WRITTEN TASKS>
1) Please copy the alumni profile word for word, from "Maybe it started" to "math and art.".
2) Answer these questions using the alumni profile:
(a) Which high school did Megan attend?
(b) What kind of degree did she earn at then-Calvin College?
(c) Where did she go to graduate school in architecture, and for how long?

January 2023 Connections Alumni Profile
Megan Feenstra Wall ’98 doesn’t remember exactly when she decided to be an architect.
Maybe it started when she was a little girl pondering church ceilings—as she did through most church services of her childhood at North Street CRC, or Eastmanville CRC, imagining the whole thing flipped upside down, and how fun it would be to slide down the giant beams.
Or it could have been when she loved art and found math easy at Holland Christian High School, so that Mr. Tuls wouldn’t even bother to check her math assignments. And Mrs. Luce, the art teacher then and a favorite, pushed her to “keep exploring that creative side.” Luce, along with Mr. Hiskes, Mr. Tuit, and Mr. Triezenberg in particular opened Megan’s eyes to “different perspectives, different views of the world— they challenged kids in a really wonderful way.”
So maybe it was someone in high school who encouraged architecture since it combined her two loves of math and art.
But Megan didn’t know any architects back then, much less any female architects. So she just took the next step, an interdisciplinary degree at then-Calvin College, with masses of engineering and math classes, alongside art and art history, especially the history of architecture.
”That’s been a pretty consistent theme of mine—I’ll be the voice for the people who don’t feel like they’re being
heard.
And then found herself at Columbia University in New York City for graduate school in architecture for the next three years.
“It was really hard, but in a really wonderful way, challenging, exhausting,” Megan said. “Architecture students don’t sleep, and you definitely don’t sleep in that school in that city—all you do is school,” she added. “But because of it I made some really wonderful friends. It broadened my worldview to just be aware of ‘the other,’ because there’s so many different ways of thinking—and it definitely put me on the spot as a Christian.”
But in that challenging environment, she also recognized the “good base” built for her by her Christian schooling at ZCS, HC, and Calvin. And found that people on average didn’t have the same family support or social networks that she had growing up: “By being a person of peace, people saw that I had a different kind of grounding.”

Rows from a layout dataset
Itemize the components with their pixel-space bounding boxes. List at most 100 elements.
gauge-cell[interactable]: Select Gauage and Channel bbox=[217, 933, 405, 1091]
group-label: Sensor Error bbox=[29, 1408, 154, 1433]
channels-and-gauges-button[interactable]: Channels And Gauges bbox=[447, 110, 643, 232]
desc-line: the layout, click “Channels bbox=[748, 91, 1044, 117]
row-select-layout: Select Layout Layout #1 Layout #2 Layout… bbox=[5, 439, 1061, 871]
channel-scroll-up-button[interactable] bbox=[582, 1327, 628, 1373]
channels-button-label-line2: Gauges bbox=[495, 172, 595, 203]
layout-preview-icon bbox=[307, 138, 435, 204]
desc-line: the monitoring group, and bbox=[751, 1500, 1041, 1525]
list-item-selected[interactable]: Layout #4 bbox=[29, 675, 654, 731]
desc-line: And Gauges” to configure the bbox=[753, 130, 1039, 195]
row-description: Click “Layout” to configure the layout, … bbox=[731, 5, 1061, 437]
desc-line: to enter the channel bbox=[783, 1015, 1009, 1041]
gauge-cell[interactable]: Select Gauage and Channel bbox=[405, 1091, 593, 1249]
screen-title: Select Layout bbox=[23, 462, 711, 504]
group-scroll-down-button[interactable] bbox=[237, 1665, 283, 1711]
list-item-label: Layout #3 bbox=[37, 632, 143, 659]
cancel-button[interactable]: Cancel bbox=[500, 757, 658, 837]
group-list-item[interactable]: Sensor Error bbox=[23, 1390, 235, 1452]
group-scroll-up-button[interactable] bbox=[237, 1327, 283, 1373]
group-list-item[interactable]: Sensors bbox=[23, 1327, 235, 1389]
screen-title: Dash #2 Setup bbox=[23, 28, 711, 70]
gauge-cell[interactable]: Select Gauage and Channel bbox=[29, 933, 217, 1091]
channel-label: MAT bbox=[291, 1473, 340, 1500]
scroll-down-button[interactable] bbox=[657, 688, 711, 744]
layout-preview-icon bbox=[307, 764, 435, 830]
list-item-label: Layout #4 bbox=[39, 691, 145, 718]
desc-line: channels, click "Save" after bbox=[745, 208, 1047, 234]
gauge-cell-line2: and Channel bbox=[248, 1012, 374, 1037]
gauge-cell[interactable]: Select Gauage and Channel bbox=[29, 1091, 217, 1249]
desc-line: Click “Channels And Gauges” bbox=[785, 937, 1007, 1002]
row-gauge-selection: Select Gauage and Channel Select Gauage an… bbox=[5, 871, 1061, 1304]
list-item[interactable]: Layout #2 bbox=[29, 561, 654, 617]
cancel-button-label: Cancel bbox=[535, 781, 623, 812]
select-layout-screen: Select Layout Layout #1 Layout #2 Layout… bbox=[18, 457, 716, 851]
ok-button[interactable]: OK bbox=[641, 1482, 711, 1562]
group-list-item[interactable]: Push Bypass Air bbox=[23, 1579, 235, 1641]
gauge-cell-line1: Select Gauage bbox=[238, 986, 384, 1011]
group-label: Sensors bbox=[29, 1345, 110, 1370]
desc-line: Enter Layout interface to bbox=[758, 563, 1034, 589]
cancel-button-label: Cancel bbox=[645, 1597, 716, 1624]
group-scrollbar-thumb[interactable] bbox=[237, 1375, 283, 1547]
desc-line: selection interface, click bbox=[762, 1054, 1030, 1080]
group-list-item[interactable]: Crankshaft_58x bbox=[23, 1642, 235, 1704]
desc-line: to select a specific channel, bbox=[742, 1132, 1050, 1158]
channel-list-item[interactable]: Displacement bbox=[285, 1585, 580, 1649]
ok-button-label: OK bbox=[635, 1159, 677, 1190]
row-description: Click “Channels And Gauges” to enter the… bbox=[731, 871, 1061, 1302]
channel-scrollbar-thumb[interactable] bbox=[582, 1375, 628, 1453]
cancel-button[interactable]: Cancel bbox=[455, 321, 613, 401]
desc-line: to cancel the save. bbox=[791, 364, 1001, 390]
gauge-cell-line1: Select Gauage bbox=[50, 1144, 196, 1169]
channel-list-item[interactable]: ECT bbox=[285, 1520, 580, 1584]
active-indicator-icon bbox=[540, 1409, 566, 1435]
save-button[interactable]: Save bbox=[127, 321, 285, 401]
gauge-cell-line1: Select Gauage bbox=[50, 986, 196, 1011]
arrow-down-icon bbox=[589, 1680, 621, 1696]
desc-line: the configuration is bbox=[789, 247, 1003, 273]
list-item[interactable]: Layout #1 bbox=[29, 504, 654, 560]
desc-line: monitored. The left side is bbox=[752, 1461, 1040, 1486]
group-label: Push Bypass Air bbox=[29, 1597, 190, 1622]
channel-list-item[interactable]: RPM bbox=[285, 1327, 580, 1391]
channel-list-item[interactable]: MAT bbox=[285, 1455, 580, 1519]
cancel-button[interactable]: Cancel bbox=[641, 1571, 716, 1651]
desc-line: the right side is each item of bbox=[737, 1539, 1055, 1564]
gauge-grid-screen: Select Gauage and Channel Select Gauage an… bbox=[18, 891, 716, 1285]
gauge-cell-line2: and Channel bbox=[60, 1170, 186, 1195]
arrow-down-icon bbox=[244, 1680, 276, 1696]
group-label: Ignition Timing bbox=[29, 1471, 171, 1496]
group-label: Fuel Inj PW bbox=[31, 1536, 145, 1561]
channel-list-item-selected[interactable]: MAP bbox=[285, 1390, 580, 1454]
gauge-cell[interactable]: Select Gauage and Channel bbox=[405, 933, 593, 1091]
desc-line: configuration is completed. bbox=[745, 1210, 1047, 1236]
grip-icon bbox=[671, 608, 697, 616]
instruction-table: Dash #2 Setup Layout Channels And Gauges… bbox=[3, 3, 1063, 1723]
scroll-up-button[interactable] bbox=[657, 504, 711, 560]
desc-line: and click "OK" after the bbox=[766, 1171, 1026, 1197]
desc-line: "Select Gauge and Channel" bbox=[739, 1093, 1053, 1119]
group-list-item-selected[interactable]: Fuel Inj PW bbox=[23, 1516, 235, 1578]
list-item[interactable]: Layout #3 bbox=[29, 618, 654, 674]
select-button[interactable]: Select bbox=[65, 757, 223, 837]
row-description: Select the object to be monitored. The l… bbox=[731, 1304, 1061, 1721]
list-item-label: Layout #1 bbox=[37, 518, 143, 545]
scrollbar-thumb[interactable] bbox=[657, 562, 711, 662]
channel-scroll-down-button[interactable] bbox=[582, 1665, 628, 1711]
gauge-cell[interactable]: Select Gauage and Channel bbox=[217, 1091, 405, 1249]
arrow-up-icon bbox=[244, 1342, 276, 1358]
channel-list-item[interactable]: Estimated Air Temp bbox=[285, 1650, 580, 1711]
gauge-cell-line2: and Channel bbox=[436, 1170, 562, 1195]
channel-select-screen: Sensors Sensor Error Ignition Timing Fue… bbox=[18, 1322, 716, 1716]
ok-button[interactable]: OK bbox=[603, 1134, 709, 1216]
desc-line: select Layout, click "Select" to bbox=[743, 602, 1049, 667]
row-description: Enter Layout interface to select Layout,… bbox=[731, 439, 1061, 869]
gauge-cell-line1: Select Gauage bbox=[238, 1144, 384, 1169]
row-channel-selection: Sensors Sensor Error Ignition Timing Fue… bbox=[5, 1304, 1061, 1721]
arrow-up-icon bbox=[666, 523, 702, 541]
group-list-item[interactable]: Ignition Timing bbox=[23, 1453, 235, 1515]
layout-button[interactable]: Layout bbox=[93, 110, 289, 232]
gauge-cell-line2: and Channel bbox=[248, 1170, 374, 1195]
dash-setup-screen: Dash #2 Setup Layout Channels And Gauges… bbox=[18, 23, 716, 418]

FINAL RESULTS>
1)
Maybe it started when she was a little girl pondering church ceilings—as she did through most church services of her childhood at North Street CRC, or Eastmanville CRC, imagining the whole thing flipped upside down, and how fun it would be to slide down the giant beams.
Or it could have been when she loved art and found math easy at Holland Christian High School, so that Mr. Tuls wouldn’t even bother to check her math assignments. And Mrs. Luce, the art teacher then and a favorite, pushed her to “keep exploring that creative side.” Luce, along with Mr. Hiskes, Mr. Tuit, and Mr. Triezenberg in particular opened Megan’s eyes to “different perspectives, different views of the world— they challenged kids in a really wonderful way.”
So maybe it was someone in high school who encouraged architecture since it combined her two loves of math and art.

2)
(a) Holland Christian High School
(b) An interdisciplinary degree
(c) Columbia University in New York City, for three years